§ **What you are asked to do**
Listed below are entries; give the number of lines among them that include "Versus", and only that number.

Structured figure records
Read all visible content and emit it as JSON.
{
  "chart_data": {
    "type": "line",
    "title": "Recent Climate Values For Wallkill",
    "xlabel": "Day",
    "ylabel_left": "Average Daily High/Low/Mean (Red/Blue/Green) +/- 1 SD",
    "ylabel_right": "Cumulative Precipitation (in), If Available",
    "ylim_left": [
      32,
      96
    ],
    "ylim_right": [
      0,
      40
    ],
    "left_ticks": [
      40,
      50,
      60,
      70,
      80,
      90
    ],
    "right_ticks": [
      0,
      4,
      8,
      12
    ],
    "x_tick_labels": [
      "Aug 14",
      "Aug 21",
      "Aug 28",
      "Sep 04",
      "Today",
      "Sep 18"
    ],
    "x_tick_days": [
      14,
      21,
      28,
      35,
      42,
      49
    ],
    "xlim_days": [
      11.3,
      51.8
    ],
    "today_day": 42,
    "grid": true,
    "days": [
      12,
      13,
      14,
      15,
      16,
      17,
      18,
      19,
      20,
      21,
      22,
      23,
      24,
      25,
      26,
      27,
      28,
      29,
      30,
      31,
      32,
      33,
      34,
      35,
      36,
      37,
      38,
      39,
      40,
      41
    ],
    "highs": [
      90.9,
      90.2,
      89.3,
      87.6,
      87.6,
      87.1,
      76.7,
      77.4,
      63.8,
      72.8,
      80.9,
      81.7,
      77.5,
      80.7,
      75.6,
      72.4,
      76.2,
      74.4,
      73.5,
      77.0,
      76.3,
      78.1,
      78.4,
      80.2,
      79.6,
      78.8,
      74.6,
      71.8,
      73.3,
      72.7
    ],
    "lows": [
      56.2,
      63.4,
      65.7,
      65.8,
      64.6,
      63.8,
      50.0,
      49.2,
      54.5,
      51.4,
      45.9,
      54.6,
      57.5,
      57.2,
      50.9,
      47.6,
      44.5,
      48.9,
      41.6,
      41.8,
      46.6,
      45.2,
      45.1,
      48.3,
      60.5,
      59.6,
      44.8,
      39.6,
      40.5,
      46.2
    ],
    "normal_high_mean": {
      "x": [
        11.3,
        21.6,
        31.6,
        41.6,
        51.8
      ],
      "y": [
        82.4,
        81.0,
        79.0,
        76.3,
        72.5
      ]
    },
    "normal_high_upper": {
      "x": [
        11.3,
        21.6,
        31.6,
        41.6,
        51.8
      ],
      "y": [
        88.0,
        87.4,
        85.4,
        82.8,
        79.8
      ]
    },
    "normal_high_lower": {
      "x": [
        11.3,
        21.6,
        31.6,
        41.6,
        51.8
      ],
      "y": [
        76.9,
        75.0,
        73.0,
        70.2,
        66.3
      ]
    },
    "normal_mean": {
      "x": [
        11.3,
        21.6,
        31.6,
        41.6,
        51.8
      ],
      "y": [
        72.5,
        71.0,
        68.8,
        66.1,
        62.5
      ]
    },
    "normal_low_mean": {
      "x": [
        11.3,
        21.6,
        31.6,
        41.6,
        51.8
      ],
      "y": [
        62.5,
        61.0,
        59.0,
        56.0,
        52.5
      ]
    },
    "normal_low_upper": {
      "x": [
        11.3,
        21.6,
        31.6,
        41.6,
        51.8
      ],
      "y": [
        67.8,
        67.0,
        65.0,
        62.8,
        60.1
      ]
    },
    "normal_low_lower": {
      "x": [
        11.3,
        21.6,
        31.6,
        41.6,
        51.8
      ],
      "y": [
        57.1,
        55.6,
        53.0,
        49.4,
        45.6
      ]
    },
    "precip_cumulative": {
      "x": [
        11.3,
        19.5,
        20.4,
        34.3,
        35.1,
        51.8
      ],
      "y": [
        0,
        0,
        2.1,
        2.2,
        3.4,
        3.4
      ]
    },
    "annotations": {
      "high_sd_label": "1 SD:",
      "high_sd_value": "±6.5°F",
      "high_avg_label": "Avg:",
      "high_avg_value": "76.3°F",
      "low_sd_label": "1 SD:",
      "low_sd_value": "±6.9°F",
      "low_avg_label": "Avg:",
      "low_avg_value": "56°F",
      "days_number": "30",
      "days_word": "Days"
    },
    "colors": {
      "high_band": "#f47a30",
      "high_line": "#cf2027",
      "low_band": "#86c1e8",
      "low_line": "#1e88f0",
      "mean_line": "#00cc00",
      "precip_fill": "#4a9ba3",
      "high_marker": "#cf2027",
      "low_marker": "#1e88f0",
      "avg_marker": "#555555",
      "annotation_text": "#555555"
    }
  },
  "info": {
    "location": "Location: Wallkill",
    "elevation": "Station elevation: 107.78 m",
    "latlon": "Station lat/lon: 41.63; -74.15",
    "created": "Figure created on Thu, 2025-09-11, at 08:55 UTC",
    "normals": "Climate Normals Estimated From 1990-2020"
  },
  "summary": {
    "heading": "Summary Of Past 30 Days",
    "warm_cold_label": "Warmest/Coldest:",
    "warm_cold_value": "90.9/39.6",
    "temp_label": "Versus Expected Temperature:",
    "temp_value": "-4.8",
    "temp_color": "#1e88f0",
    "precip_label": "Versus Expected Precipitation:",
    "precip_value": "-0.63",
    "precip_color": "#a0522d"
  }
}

§ **Exercise solution**
2